------ Record excerpts ------

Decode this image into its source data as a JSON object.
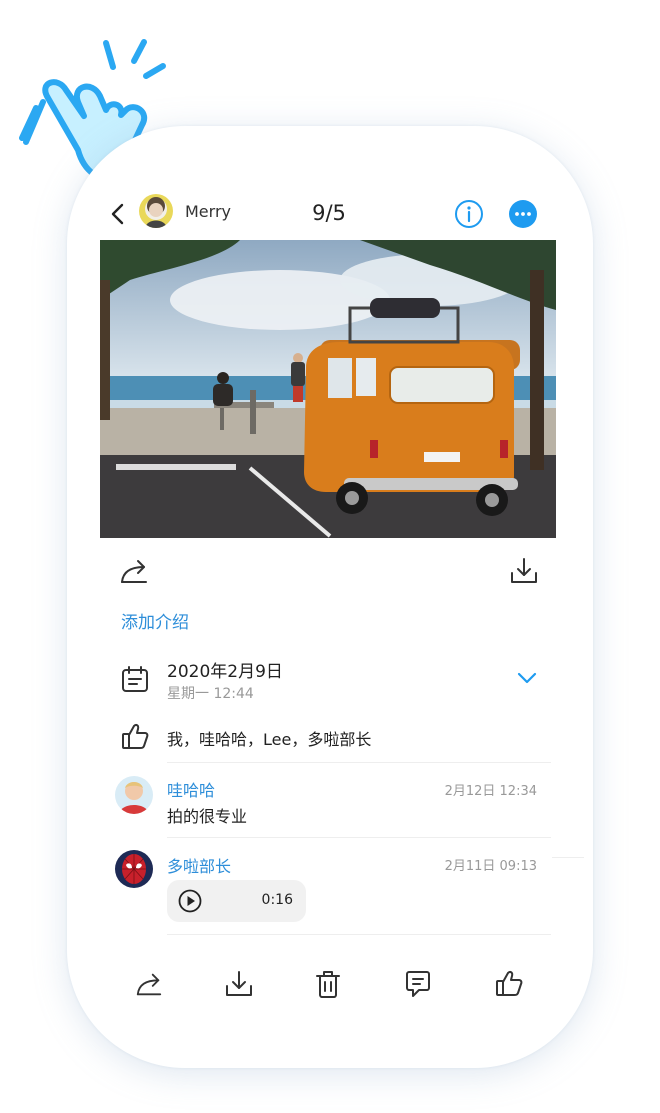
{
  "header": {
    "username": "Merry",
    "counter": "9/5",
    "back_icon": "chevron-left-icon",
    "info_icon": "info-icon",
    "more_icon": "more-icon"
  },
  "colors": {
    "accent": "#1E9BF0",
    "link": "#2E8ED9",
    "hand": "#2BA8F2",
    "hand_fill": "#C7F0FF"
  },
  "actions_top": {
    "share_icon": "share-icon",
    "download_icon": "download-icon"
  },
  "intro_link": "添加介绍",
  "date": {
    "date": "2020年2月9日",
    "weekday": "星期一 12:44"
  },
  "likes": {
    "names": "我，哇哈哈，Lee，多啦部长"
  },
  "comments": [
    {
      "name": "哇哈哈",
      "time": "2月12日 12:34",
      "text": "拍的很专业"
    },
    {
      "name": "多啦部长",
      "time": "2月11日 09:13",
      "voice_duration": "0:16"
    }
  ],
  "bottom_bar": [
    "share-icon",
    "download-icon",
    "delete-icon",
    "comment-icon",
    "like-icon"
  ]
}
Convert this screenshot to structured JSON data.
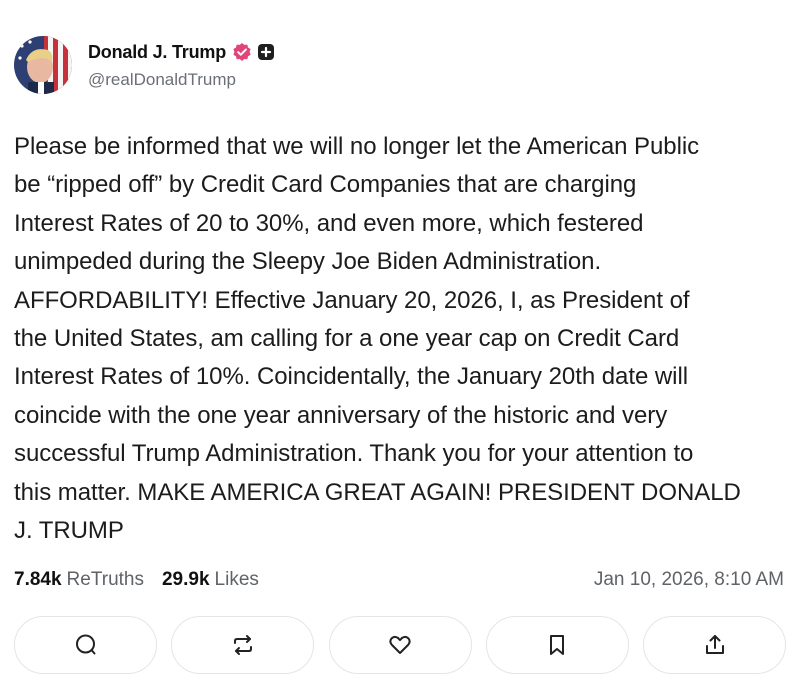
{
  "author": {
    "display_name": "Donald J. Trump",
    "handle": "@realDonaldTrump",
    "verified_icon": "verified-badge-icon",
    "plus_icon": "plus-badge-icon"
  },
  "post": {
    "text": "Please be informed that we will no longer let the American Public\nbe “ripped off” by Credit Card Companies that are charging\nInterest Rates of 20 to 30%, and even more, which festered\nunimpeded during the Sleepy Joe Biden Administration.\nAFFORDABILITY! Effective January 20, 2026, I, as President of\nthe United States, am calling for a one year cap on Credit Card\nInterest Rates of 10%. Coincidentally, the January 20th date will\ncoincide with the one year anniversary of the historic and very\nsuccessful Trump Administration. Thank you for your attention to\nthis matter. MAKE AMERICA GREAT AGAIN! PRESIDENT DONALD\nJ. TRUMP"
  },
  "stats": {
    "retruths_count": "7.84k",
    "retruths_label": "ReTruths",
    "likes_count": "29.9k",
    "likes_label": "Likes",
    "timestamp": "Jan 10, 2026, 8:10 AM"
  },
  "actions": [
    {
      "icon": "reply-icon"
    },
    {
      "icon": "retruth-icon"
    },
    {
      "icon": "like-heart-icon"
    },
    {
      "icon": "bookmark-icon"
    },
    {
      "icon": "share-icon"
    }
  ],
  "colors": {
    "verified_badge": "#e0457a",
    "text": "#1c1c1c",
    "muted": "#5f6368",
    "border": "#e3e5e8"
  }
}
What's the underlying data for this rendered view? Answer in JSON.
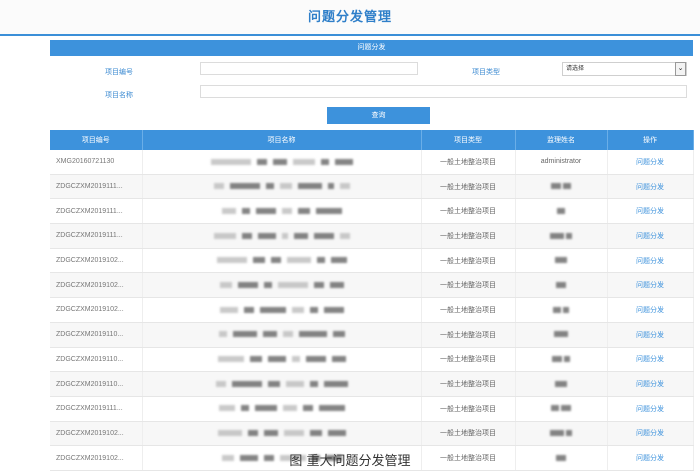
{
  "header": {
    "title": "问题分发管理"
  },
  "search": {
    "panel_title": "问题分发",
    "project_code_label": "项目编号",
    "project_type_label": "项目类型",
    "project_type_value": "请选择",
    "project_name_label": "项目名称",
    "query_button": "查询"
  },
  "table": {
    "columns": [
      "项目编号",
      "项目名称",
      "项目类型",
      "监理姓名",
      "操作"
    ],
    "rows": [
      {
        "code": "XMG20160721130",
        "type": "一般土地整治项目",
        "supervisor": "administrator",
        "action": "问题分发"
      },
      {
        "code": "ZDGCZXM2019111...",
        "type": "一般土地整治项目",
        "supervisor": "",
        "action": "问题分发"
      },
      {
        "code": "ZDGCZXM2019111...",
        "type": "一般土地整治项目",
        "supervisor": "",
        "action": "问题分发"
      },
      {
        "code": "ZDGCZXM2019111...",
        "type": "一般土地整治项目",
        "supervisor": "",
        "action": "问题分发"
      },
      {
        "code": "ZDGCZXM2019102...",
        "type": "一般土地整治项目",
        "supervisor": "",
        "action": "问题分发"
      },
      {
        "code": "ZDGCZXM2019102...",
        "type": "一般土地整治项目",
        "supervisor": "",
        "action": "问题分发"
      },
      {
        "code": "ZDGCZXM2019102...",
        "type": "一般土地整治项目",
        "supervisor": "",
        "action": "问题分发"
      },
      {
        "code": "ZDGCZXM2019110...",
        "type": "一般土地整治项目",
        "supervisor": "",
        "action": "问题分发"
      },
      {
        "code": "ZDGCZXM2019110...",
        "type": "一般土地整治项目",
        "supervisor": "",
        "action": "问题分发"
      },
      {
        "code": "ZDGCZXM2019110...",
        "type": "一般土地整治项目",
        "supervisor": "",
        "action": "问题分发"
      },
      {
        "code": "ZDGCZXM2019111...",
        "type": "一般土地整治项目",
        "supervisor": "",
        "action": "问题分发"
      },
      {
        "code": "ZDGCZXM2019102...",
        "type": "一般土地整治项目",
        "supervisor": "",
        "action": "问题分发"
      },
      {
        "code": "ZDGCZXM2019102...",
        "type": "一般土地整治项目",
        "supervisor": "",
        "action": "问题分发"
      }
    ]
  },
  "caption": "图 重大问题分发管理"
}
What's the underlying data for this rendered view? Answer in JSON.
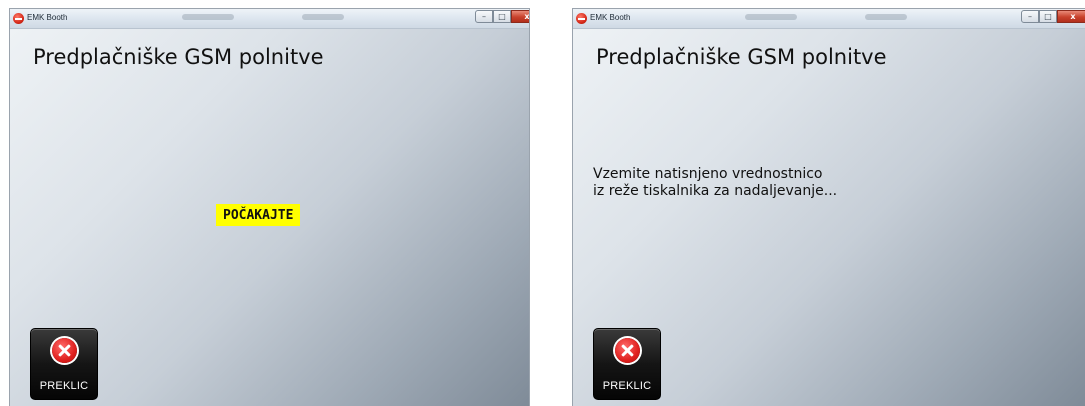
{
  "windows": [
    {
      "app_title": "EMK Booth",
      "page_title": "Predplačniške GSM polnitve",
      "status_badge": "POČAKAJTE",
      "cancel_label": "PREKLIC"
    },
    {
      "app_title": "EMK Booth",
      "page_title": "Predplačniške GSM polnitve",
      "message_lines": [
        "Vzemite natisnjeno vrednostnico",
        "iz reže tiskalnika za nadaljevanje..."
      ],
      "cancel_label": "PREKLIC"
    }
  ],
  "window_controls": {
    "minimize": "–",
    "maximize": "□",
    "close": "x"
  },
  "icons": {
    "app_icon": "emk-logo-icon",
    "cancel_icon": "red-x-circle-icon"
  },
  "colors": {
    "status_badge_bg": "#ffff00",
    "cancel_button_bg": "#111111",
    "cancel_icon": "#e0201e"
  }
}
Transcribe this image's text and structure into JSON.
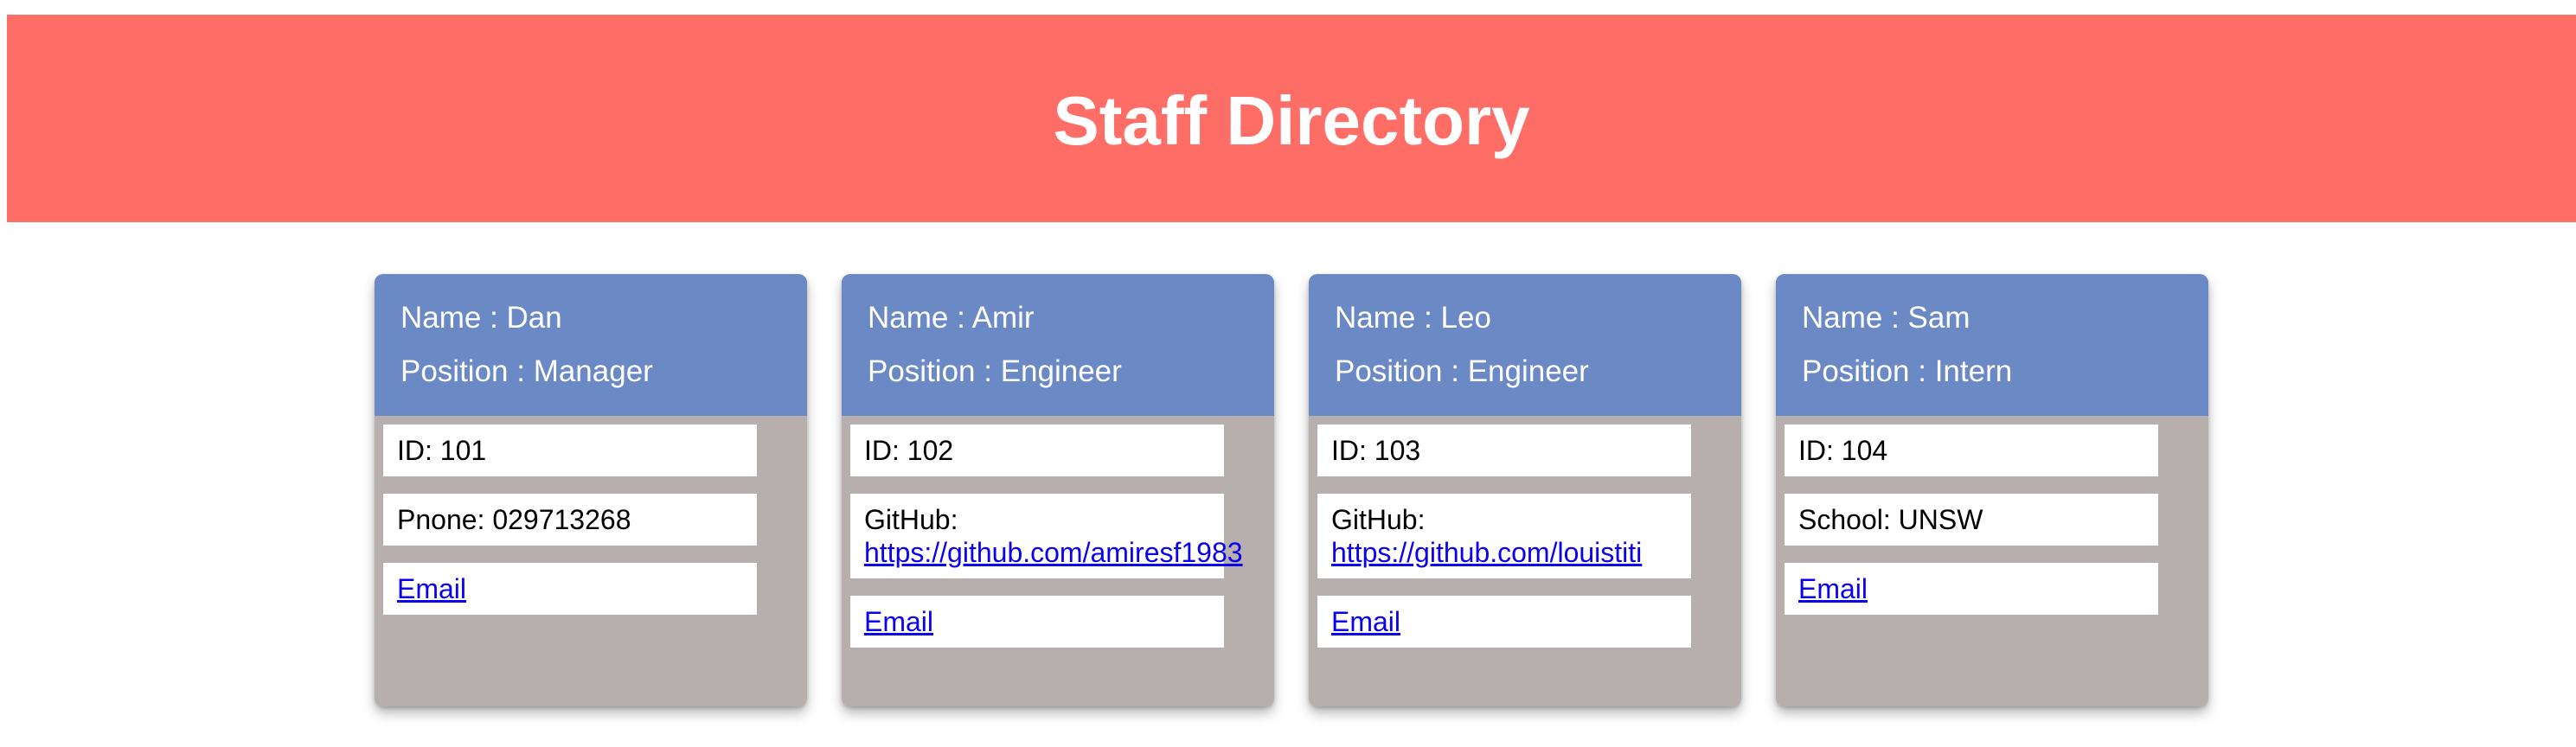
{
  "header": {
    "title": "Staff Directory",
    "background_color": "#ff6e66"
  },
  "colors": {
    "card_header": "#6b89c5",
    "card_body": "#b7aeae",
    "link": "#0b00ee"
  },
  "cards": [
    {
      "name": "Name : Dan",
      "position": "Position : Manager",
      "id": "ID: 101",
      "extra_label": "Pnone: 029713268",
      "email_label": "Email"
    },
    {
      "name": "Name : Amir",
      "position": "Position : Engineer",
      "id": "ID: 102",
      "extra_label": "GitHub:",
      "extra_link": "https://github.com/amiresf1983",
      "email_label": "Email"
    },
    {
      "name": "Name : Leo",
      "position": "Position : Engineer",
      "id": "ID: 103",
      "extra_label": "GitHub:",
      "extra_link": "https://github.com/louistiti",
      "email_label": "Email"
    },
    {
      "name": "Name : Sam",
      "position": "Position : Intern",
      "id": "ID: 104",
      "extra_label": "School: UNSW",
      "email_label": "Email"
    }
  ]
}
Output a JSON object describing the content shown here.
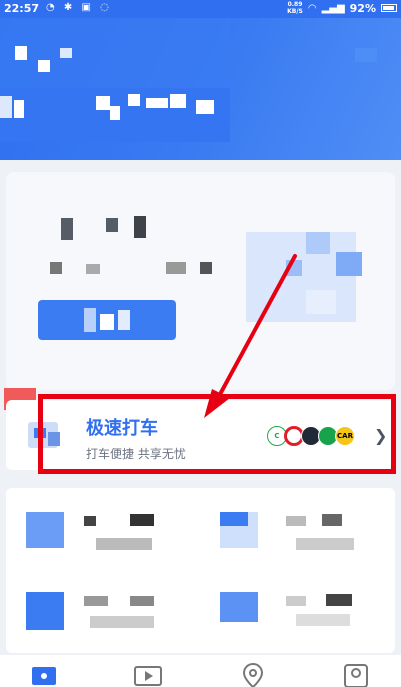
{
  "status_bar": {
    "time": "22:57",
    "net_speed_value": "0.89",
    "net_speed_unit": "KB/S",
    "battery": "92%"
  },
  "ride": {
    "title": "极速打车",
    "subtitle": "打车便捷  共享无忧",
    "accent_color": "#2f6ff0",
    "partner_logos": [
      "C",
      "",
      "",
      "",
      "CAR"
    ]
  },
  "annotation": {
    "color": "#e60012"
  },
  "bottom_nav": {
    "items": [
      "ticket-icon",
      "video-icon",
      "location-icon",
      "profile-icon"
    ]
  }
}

------

Requirement –
Leave the pictures out and print the records above exactly as they stand.

Task solution –
Decode this image into its source data as a JSON object.
{
  "header": {
    "username": "Merry",
    "counter": "9/5",
    "back_icon": "chevron-left-icon",
    "info_icon": "info-icon",
    "more_icon": "more-icon"
  },
  "colors": {
    "accent": "#1E9BF0",
    "link": "#2E8ED9",
    "hand": "#2BA8F2",
    "hand_fill": "#C7F0FF"
  },
  "actions_top": {
    "share_icon": "share-icon",
    "download_icon": "download-icon"
  },
  "intro_link": "添加介绍",
  "date": {
    "date": "2020年2月9日",
    "weekday": "星期一 12:44"
  },
  "likes": {
    "names": "我，哇哈哈，Lee，多啦部长"
  },
  "comments": [
    {
      "name": "哇哈哈",
      "time": "2月12日 12:34",
      "text": "拍的很专业"
    },
    {
      "name": "多啦部长",
      "time": "2月11日 09:13",
      "voice_duration": "0:16"
    }
  ],
  "bottom_bar": [
    "share-icon",
    "download-icon",
    "delete-icon",
    "comment-icon",
    "like-icon"
  ]
}
Convert this screenshot to structured JSON data.
{
  "author": {
    "display_name": "Donald J. Trump",
    "handle": "@realDonaldTrump",
    "verified_icon": "verified-badge-icon",
    "plus_icon": "plus-badge-icon"
  },
  "post": {
    "text": "Please be informed that we will no longer let the American Public\nbe “ripped off” by Credit Card Companies that are charging\nInterest Rates of 20 to 30%, and even more, which festered\nunimpeded during the Sleepy Joe Biden Administration.\nAFFORDABILITY! Effective January 20, 2026, I, as President of\nthe United States, am calling for a one year cap on Credit Card\nInterest Rates of 10%. Coincidentally, the January 20th date will\ncoincide with the one year anniversary of the historic and very\nsuccessful Trump Administration. Thank you for your attention to\nthis matter. MAKE AMERICA GREAT AGAIN! PRESIDENT DONALD\nJ. TRUMP"
  },
  "stats": {
    "retruths_count": "7.84k",
    "retruths_label": "ReTruths",
    "likes_count": "29.9k",
    "likes_label": "Likes",
    "timestamp": "Jan 10, 2026, 8:10 AM"
  },
  "actions": [
    {
      "icon": "reply-icon"
    },
    {
      "icon": "retruth-icon"
    },
    {
      "icon": "like-heart-icon"
    },
    {
      "icon": "bookmark-icon"
    },
    {
      "icon": "share-icon"
    }
  ],
  "colors": {
    "verified_badge": "#e0457a",
    "text": "#1c1c1c",
    "muted": "#5f6368",
    "border": "#e3e5e8"
  }
}
What's the underlying data for this rendered view? Answer in JSON.
{
  "header": {
    "title": "问题分发管理"
  },
  "search": {
    "panel_title": "问题分发",
    "project_code_label": "项目编号",
    "project_type_label": "项目类型",
    "project_type_value": "请选择",
    "project_name_label": "项目名称",
    "query_button": "查询"
  },
  "table": {
    "columns": [
      "项目编号",
      "项目名称",
      "项目类型",
      "监理姓名",
      "操作"
    ],
    "rows": [
      {
        "code": "XMG20160721130",
        "type": "一般土地整治项目",
        "supervisor": "administrator",
        "action": "问题分发"
      },
      {
        "code": "ZDGCZXM2019111...",
        "type": "一般土地整治项目",
        "supervisor": "",
        "action": "问题分发"
      },
      {
        "code": "ZDGCZXM2019111...",
        "type": "一般土地整治项目",
        "supervisor": "",
        "action": "问题分发"
      },
      {
        "code": "ZDGCZXM2019111...",
        "type": "一般土地整治项目",
        "supervisor": "",
        "action": "问题分发"
      },
      {
        "code": "ZDGCZXM2019102...",
        "type": "一般土地整治项目",
        "supervisor": "",
        "action": "问题分发"
      },
      {
        "code": "ZDGCZXM2019102...",
        "type": "一般土地整治项目",
        "supervisor": "",
        "action": "问题分发"
      },
      {
        "code": "ZDGCZXM2019102...",
        "type": "一般土地整治项目",
        "supervisor": "",
        "action": "问题分发"
      },
      {
        "code": "ZDGCZXM2019110...",
        "type": "一般土地整治项目",
        "supervisor": "",
        "action": "问题分发"
      },
      {
        "code": "ZDGCZXM2019110...",
        "type": "一般土地整治项目",
        "supervisor": "",
        "action": "问题分发"
      },
      {
        "code": "ZDGCZXM2019110...",
        "type": "一般土地整治项目",
        "supervisor": "",
        "action": "问题分发"
      },
      {
        "code": "ZDGCZXM2019111...",
        "type": "一般土地整治项目",
        "supervisor": "",
        "action": "问题分发"
      },
      {
        "code": "ZDGCZXM2019102...",
        "type": "一般土地整治项目",
        "supervisor": "",
        "action": "问题分发"
      },
      {
        "code": "ZDGCZXM2019102...",
        "type": "一般土地整治项目",
        "supervisor": "",
        "action": "问题分发"
      }
    ]
  },
  "caption": "图 重大问题分发管理"
}
What's the underlying data for this rendered view? Answer in JSON.
{
  "windows": [
    {
      "app_title": "EMK Booth",
      "page_title": "Predplačniške GSM polnitve",
      "status_badge": "POČAKAJTE",
      "cancel_label": "PREKLIC"
    },
    {
      "app_title": "EMK Booth",
      "page_title": "Predplačniške GSM polnitve",
      "message_lines": [
        "Vzemite natisnjeno vrednostnico",
        "iz reže tiskalnika za nadaljevanje..."
      ],
      "cancel_label": "PREKLIC"
    }
  ],
  "window_controls": {
    "minimize": "–",
    "maximize": "□",
    "close": "x"
  },
  "icons": {
    "app_icon": "emk-logo-icon",
    "cancel_icon": "red-x-circle-icon"
  },
  "colors": {
    "status_badge_bg": "#ffff00",
    "cancel_button_bg": "#111111",
    "cancel_icon": "#e0201e"
  }
}
Transcribe this image's text and structure into JSON.
{
  "header": {
    "title": "Staff Directory",
    "background_color": "#ff6e66"
  },
  "colors": {
    "card_header": "#6b89c5",
    "card_body": "#b7aeae",
    "link": "#0b00ee"
  },
  "cards": [
    {
      "name": "Name : Dan",
      "position": "Position : Manager",
      "id": "ID: 101",
      "extra_label": "Pnone: 029713268",
      "email_label": "Email"
    },
    {
      "name": "Name : Amir",
      "position": "Position : Engineer",
      "id": "ID: 102",
      "extra_label": "GitHub:",
      "extra_link": "https://github.com/amiresf1983",
      "email_label": "Email"
    },
    {
      "name": "Name : Leo",
      "position": "Position : Engineer",
      "id": "ID: 103",
      "extra_label": "GitHub:",
      "extra_link": "https://github.com/louistiti",
      "email_label": "Email"
    },
    {
      "name": "Name : Sam",
      "position": "Position : Intern",
      "id": "ID: 104",
      "extra_label": "School: UNSW",
      "email_label": "Email"
    }
  ]
}
Output a JSON object describing the content shown here.
{
  "status_bar": {
    "time": "22:57",
    "net_speed_value": "0.89",
    "net_speed_unit": "KB/S",
    "battery": "92%"
  },
  "ride": {
    "title": "极速打车",
    "subtitle": "打车便捷  共享无忧",
    "accent_color": "#2f6ff0",
    "partner_logos": [
      "C",
      "",
      "",
      "",
      "CAR"
    ]
  },
  "annotation": {
    "color": "#e60012"
  },
  "bottom_nav": {
    "items": [
      "ticket-icon",
      "video-icon",
      "location-icon",
      "profile-icon"
    ]
  }
}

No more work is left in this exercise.